*AIM OF THE TASK:*
Pick every line from the data that holds the word "podoba".

*Stored records:*
::::

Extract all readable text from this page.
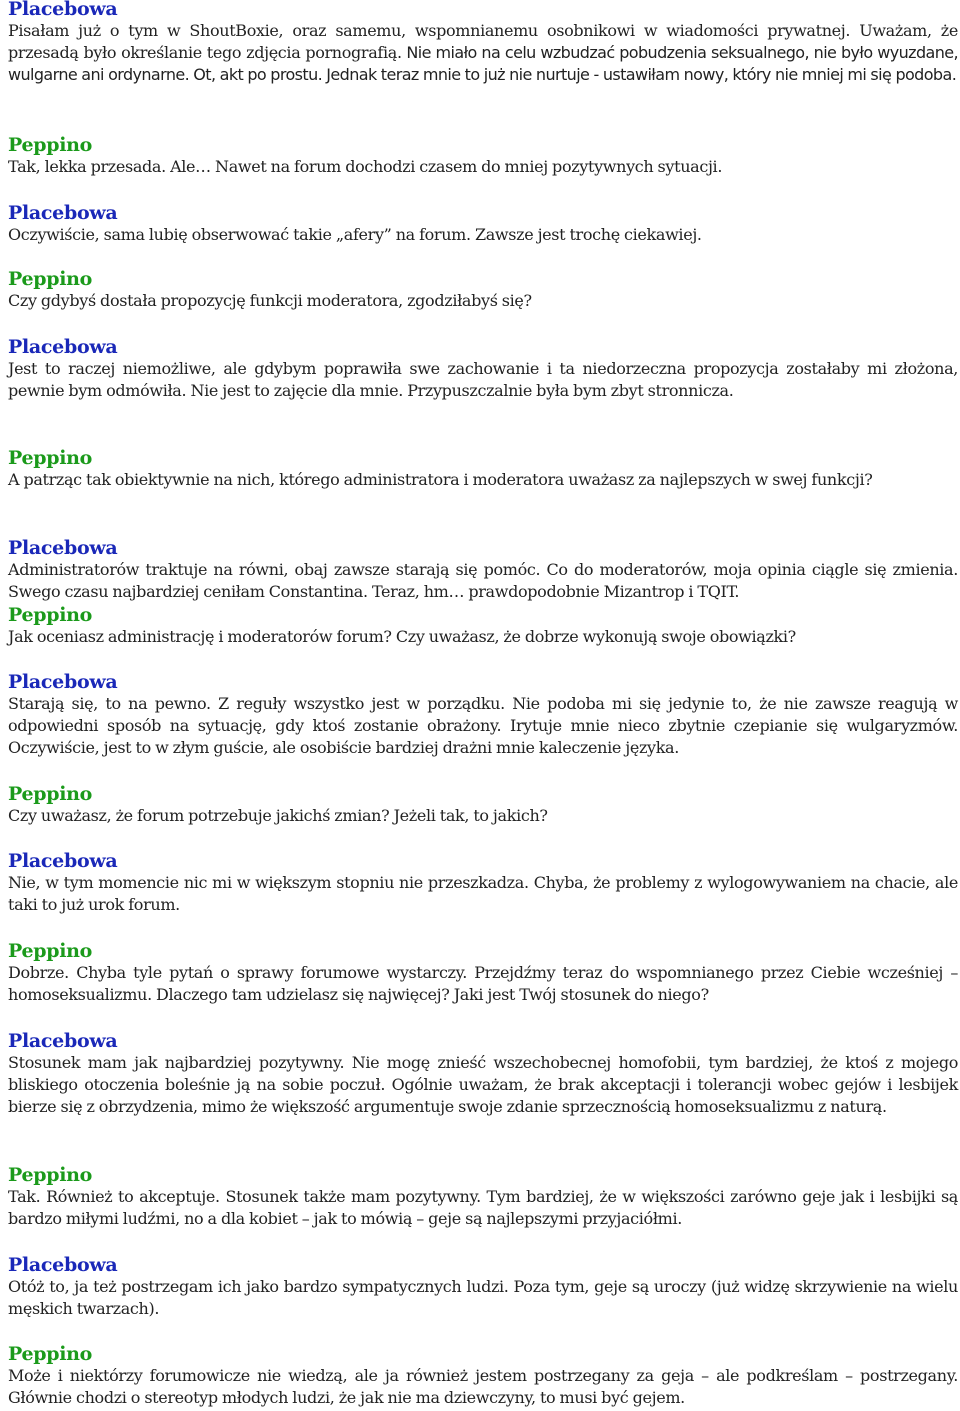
Placebowa

Pisałam już o tym w ShoutBoxie, oraz samemu, wspomnianemu osobnikowi w wiadomości prywatnej. Uważam, że przesadą było określanie tego zdjęcia pornografią. Nie miało na celu wzbudzać pobudzenia seksualnego, nie było wyuzdane, wulgarne ani ordynarne. Ot, akt po prostu. Jednak teraz mnie to już nie nurtuje - ustawiłam nowy, który nie mniej mi się podoba.

Peppino

Tak, lekka przesada. Ale… Nawet na forum dochodzi czasem do mniej pozytywnych sytuacji.

Placebowa

Oczywiście, sama lubię obserwować takie „afery” na forum. Zawsze jest trochę ciekawiej.

Peppino

Jak oceniasz administrację i moderatorów forum? Czy uważasz, że dobrze wykonują swoje obowiązki?

Placebowa

Starają się, to na pewno. Z reguły wszystko jest w porządku. Nie podoba mi się jedynie to, że nie zawsze reagują w odpowiedni sposób na sytuację, gdy ktoś zostanie obrażony. Irytuje mnie nieco zbytnie czepianie się wulgaryzmów. Oczywiście, jest to w złym guście, ale osobiście bardziej drażni mnie kaleczenie języka.

Peppino

A patrząc tak obiektywnie na nich, którego administratora i moderatora uważasz za najlepszych w swej funkcji?

Placebowa

Administratorów traktuje na równi, obaj zawsze starają się pomóc. Co do moderatorów, moja opinia ciągle się zmienia. Swego czasu najbardziej ceniłam Constantina. Teraz, hm… prawdopodobnie Mizantrop i TQIT.

Peppino

Czy gdybyś dostała propozycję funkcji moderatora, zgodziłabyś się?

Placebowa

Jest to raczej niemożliwe, ale gdybym poprawiła swe zachowanie i ta niedorzeczna propozycja zostałaby mi złożona, pewnie bym odmówiła. Nie jest to zajęcie dla mnie. Przypuszczalnie była bym zbyt stronnicza.

Peppino

Czy uważasz, że forum potrzebuje jakichś zmian? Jeżeli tak, to jakich?

Placebowa

Nie, w tym momencie nic mi w większym stopniu nie przeszkadza. Chyba, że problemy z wylogowywaniem na chacie, ale taki to już urok forum.

Peppino

Dobrze. Chyba tyle pytań o sprawy forumowe wystarczy. Przejdźmy teraz do wspomnianego przez Ciebie wcześniej – homoseksualizmu. Dlaczego tam udzielasz się najwięcej? Jaki jest Twój stosunek do niego?

Placebowa

Stosunek mam jak najbardziej pozytywny. Nie mogę znieść wszechobecnej homofobii, tym bardziej, że ktoś z mojego bliskiego otoczenia boleśnie ją na sobie poczuł. Ogólnie uważam, że brak akceptacji i tolerancji wobec gejów i lesbijek bierze się z obrzydzenia, mimo że większość argumentuje swoje zdanie sprzecznością homoseksualizmu z naturą.

Peppino

Tak. Również to akceptuje. Stosunek także mam pozytywny. Tym bardziej, że w większości zarówno geje jak i lesbijki są bardzo miłymi ludźmi, no a dla kobiet – jak to mówią – geje są najlepszymi przyjaciółmi.

Placebowa

Otóż to, ja też postrzegam ich jako bardzo sympatycznych ludzi. Poza tym, geje są uroczy (już widzę skrzywienie na wielu męskich twarzach).

Peppino

Może i niektórzy forumowicze nie wiedzą, ale ja również jestem postrzegany za geja – ale podkreślam – postrzegany. Głównie chodzi o stereotyp młodych ludzi, że jak nie ma dziewczyny, to musi być gejem.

::::

*FINAL RESULT:*
Pisałam już o tym w ShoutBoxie, oraz samemu, wspomnianemu osobnikowi w wiadomości prywatnej. Uważam, że przesadą było określanie tego zdjęcia pornografią. Nie miało na celu wzbudzać pobudzenia seksualnego, nie było wyuzdane, wulgarne ani ordynarne. Ot, akt po prostu. Jednak teraz mnie to już nie nurtuje - ustawiłam nowy, który nie mniej mi się podoba.
Starają się, to na pewno. Z reguły wszystko jest w porządku. Nie podoba mi się jedynie to, że nie zawsze reagują w odpowiedni sposób na sytuację, gdy ktoś zostanie obrażony. Irytuje mnie nieco zbytnie czepianie się wulgaryzmów. Oczywiście, jest to w złym guście, ale osobiście bardziej drażni mnie kaleczenie języka.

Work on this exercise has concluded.